__Stated problem A__. In the Black Widow review, where and in what year does the opening sequence take place?
__Stated problem B__. Duplicate the part of the entries that opens with their first line and closes with the line containing "play-result-label: Проигрывать результат: [64, 206, 194, 220]", both included.

__Text__.
That, and Scarlett Johansson is in top form again as this complex
character and is flanked by some solid supporting performers giving some
level of new flavor to the proceedings.
Regretably, though, BLACK WIDOW is so reticent in embracing the
inherent and aforementioned darkness of the this hero's origins and the
underlining universe that she occupies.
Instead of daring to be a decidedly different type of MCU venture,
BLACK WIDOW devolves into embracing increasingly stale MCU troupes, and
the whimsical handling of the material is really counterproductive here.
This is a film about (checks notes) child
abandonment and endangerment, the brainwashing of women, the removal of
reproductive rights of said women, the macabre underbelly of the spy game,
and so forth...and it’s played with the frivolity of a SPIDER-MAN
solo film.
That's unendingly disappointing. BLACK
WIDOW has an utterly sensationally realized opening sequence that hints at
a far better and more intriguing film to come than what we're not
eventually given.
We're whisked back to 1995 Ohio and are introduced to young teenage
Natasha (played in adult form by Johansson) and her little sister in
Yelena (played in adult form by Florence Pugh) living what appears to be
normal and happy lives in an tight knit American family with their mother
Melina (a de-aged Rachel Weisz) and father Alexei (David Harbour, also
de-aged).
Something is not right, though, as soon as dear ol' dad gets home
for supper, and within minutes the entire family is grabbing what
belongings they can and immediately flee their home.
It appears that Alexei and Melina are no ordinary parents, but are
rather Russian spies that have stolen S.H.E.I.L.D. intel.
After making it to a makeshift airport and engaging in multiple
fire fights with their pursuers, the family daringly escapes via a small
plane and journeys to Cuba.
When they arrive the real horror show for these poor girls begins,
as mother and father relinquish their daughters to General Dreykov (Ray
Winstone), who takes them under his wing to begin their soul crushing
training to become top secret operatives, all but robbing them of their
individuality, freedom, and childhoods.
I
mean...wow.
Heavy stuff for an intro, to be sure. Flashforward
a few decades and we hook back up with the post-CAPTAIN
AMERICA: CIVIL WAR Natasha, who's now on the run from the
government, as is many of her fellow Avengers (safe to say that if you've
never seen any of the MCU films then wading through the mythology here may
prove next to impossible).
While trying to stay off the grid and hidden, Natasha receives a
secret package from her estranged sister in Yelena, who has discovered a
secret cure for herself and other fellow black widows to release
themselves from the forced mental subjugation of their handlers.
The package contains, yup, vials of the cure that Yelena hopes will
be in safe hands with Natasha.
Unfortunately, they soon realize that they might be in hopelessly
over their heads with Dreykov hot on their heels, so they decide to seek
out the assistance of their former fake parents, with Melina long been in
hiding away from Yelena and Natasha, whereas Alexei "The Red
Guardian" needs to be sprung from a Russian prison. Now, why
these two women would ever want to reunite with the very people that
destroyed their upbringings is something the screenplay never really
explains or even properly acknowledges. BLACK
WIDOW does a fairly decent job of establishing the villainous presence of
Dreykov early on (we witness in the film's nifty opening credit montage -
set to a low key cover of Nirvana's "Smells Like Teen Spirit" -
just how demoralizing the raising of Natasha and Yelena was under this
madman, who trained them to be obedient and mind controlled super agents).

__Entries provided__.

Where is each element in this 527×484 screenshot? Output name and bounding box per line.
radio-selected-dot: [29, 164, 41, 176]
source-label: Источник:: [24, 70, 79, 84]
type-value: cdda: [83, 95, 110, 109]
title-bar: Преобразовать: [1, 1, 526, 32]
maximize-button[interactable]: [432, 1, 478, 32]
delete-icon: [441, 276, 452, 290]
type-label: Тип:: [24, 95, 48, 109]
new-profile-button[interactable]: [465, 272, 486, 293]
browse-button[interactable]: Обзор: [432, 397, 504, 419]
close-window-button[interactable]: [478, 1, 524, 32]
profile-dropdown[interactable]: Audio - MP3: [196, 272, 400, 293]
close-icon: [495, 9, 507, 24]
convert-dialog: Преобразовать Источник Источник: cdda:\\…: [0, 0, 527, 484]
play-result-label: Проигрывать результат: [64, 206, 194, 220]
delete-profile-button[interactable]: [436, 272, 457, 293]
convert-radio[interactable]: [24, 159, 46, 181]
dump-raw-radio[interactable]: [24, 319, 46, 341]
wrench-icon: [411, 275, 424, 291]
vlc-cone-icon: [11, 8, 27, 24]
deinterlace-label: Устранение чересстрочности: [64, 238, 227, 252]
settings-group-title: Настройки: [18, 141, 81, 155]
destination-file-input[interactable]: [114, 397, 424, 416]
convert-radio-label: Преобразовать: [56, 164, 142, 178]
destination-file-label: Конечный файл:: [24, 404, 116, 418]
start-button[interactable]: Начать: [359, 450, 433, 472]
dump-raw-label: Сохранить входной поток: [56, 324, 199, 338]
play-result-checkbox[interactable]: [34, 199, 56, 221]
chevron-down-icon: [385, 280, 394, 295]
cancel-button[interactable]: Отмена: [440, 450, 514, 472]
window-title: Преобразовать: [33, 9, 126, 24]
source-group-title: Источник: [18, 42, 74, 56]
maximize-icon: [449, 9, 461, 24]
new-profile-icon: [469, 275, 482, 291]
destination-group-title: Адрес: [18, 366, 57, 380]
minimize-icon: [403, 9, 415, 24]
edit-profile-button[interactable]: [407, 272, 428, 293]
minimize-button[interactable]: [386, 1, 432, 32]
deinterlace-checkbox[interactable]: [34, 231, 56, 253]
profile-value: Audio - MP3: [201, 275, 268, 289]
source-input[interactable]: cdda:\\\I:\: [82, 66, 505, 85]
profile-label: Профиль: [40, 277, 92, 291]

__Task result A__. In Ohio in 1995.

__Task result B__.
Where is each element in this 527×484 screenshot? Output name and bounding box per line.
radio-selected-dot: [29, 164, 41, 176]
source-label: Источник:: [24, 70, 79, 84]
type-value: cdda: [83, 95, 110, 109]
title-bar: Преобразовать: [1, 1, 526, 32]
maximize-button[interactable]: [432, 1, 478, 32]
delete-icon: [441, 276, 452, 290]
type-label: Тип:: [24, 95, 48, 109]
new-profile-button[interactable]: [465, 272, 486, 293]
browse-button[interactable]: Обзор: [432, 397, 504, 419]
close-window-button[interactable]: [478, 1, 524, 32]
profile-dropdown[interactable]: Audio - MP3: [196, 272, 400, 293]
close-icon: [495, 9, 507, 24]
convert-dialog: Преобразовать Источник Источник: cdda:\\…: [0, 0, 527, 484]
play-result-label: Проигрывать результат: [64, 206, 194, 220]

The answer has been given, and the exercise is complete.